What follows is a set of records; repeat all of them exactly.

▶ [Stored records]
⟨
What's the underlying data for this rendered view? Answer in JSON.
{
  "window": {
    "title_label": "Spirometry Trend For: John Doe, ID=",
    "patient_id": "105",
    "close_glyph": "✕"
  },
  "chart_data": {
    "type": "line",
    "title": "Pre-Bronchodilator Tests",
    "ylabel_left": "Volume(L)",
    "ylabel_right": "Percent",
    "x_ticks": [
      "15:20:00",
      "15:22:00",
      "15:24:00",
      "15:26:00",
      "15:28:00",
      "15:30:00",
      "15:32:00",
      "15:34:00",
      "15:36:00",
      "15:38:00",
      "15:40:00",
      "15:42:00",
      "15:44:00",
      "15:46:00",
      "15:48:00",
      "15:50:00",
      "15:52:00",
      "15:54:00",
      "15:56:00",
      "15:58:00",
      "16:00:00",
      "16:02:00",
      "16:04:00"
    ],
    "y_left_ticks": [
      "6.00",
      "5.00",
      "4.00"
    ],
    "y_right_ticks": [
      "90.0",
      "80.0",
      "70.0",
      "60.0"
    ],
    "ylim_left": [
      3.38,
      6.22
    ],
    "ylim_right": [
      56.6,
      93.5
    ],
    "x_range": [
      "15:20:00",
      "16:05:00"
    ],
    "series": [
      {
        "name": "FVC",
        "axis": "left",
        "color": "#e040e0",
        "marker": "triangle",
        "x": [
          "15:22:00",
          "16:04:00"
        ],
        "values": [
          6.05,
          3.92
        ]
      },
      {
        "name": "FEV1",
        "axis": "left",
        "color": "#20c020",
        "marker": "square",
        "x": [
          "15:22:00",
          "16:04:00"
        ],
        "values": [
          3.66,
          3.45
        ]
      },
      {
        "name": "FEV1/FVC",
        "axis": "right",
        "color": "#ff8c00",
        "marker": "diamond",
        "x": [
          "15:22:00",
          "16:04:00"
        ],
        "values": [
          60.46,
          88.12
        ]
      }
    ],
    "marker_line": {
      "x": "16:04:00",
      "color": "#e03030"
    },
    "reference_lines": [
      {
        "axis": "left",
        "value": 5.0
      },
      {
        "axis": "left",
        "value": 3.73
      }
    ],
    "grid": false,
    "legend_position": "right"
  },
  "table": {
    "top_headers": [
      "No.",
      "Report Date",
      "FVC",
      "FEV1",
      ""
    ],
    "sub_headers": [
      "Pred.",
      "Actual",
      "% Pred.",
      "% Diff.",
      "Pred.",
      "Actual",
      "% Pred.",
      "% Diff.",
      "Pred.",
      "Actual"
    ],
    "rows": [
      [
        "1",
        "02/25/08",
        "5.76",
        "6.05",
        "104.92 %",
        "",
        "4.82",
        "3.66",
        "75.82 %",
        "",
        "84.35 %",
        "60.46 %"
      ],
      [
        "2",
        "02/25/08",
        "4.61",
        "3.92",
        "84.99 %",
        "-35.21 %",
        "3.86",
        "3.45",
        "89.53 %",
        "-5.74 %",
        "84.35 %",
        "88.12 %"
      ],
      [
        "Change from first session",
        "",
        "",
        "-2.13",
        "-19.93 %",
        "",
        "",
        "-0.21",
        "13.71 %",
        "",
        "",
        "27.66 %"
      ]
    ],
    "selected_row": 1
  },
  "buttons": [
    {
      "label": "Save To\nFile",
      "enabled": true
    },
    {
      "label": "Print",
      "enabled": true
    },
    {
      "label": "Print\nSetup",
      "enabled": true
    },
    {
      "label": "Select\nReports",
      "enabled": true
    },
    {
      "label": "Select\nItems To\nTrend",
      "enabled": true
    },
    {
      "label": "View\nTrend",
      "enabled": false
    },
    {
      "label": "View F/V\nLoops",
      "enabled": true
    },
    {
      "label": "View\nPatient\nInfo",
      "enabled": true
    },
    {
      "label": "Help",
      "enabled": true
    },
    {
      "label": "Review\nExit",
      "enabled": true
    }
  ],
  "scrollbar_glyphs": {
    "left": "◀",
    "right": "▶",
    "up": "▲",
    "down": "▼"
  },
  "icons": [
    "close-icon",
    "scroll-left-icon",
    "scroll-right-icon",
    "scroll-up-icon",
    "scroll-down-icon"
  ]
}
⟩
▶ [Task answer]
What's the underlying data for this rendered view? Answer in JSON.
{
  "window": {
    "title_label": "Spirometry Trend For: John Doe, ID=",
    "patient_id": "105",
    "close_glyph": "✕"
  },
  "chart_data": {
    "type": "line",
    "title": "Pre-Bronchodilator Tests",
    "ylabel_left": "Volume(L)",
    "ylabel_right": "Percent",
    "x_ticks": [
      "15:20:00",
      "15:22:00",
      "15:24:00",
      "15:26:00",
      "15:28:00",
      "15:30:00",
      "15:32:00",
      "15:34:00",
      "15:36:00",
      "15:38:00",
      "15:40:00",
      "15:42:00",
      "15:44:00",
      "15:46:00",
      "15:48:00",
      "15:50:00",
      "15:52:00",
      "15:54:00",
      "15:56:00",
      "15:58:00",
      "16:00:00",
      "16:02:00",
      "16:04:00"
    ],
    "y_left_ticks": [
      "6.00",
      "5.00",
      "4.00"
    ],
    "y_right_ticks": [
      "90.0",
      "80.0",
      "70.0",
      "60.0"
    ],
    "ylim_left": [
      3.38,
      6.22
    ],
    "ylim_right": [
      56.6,
      93.5
    ],
    "x_range": [
      "15:20:00",
      "16:05:00"
    ],
    "series": [
      {
        "name": "FVC",
        "axis": "left",
        "color": "#e040e0",
        "marker": "triangle",
        "x": [
          "15:22:00",
          "16:04:00"
        ],
        "values": [
          6.05,
          3.92
        ]
      },
      {
        "name": "FEV1",
        "axis": "left",
        "color": "#20c020",
        "marker": "square",
        "x": [
          "15:22:00",
          "16:04:00"
        ],
        "values": [
          3.66,
          3.45
        ]
      },
      {
        "name": "FEV1/FVC",
        "axis": "right",
        "color": "#ff8c00",
        "marker": "diamond",
        "x": [
          "15:22:00",
          "16:04:00"
        ],
        "values": [
          60.46,
          88.12
        ]
      }
    ],
    "marker_line": {
      "x": "16:04:00",
      "color": "#e03030"
    },
    "reference_lines": [
      {
        "axis": "left",
        "value": 5.0
      },
      {
        "axis": "left",
        "value": 3.73
      }
    ],
    "grid": false,
    "legend_position": "right"
  },
  "table": {
    "top_headers": [
      "No.",
      "Report Date",
      "FVC",
      "FEV1",
      ""
    ],
    "sub_headers": [
      "Pred.",
      "Actual",
      "% Pred.",
      "% Diff.",
      "Pred.",
      "Actual",
      "% Pred.",
      "% Diff.",
      "Pred.",
      "Actual"
    ],
    "rows": [
      [
        "1",
        "02/25/08",
        "5.76",
        "6.05",
        "104.92 %",
        "",
        "4.82",
        "3.66",
        "75.82 %",
        "",
        "84.35 %",
        "60.46 %"
      ],
      [
        "2",
        "02/25/08",
        "4.61",
        "3.92",
        "84.99 %",
        "-35.21 %",
        "3.86",
        "3.45",
        "89.53 %",
        "-5.74 %",
        "84.35 %",
        "88.12 %"
      ],
      [
        "Change from first session",
        "",
        "",
        "-2.13",
        "-19.93 %",
        "",
        "",
        "-0.21",
        "13.71 %",
        "",
        "",
        "27.66 %"
      ]
    ],
    "selected_row": 1
  },
  "buttons": [
    {
      "label": "Save To\nFile",
      "enabled": true
    },
    {
      "label": "Print",
      "enabled": true
    },
    {
      "label": "Print\nSetup",
      "enabled": true
    },
    {
      "label": "Select\nReports",
      "enabled": true
    },
    {
      "label": "Select\nItems To\nTrend",
      "enabled": true
    },
    {
      "label": "View\nTrend",
      "enabled": false
    },
    {
      "label": "View F/V\nLoops",
      "enabled": true
    },
    {
      "label": "View\nPatient\nInfo",
      "enabled": true
    },
    {
      "label": "Help",
      "enabled": true
    },
    {
      "label": "Review\nExit",
      "enabled": true
    }
  ],
  "scrollbar_glyphs": {
    "left": "◀",
    "right": "▶",
    "up": "▲",
    "down": "▼"
  },
  "icons": [
    "close-icon",
    "scroll-left-icon",
    "scroll-right-icon",
    "scroll-up-icon",
    "scroll-down-icon"
  ]
}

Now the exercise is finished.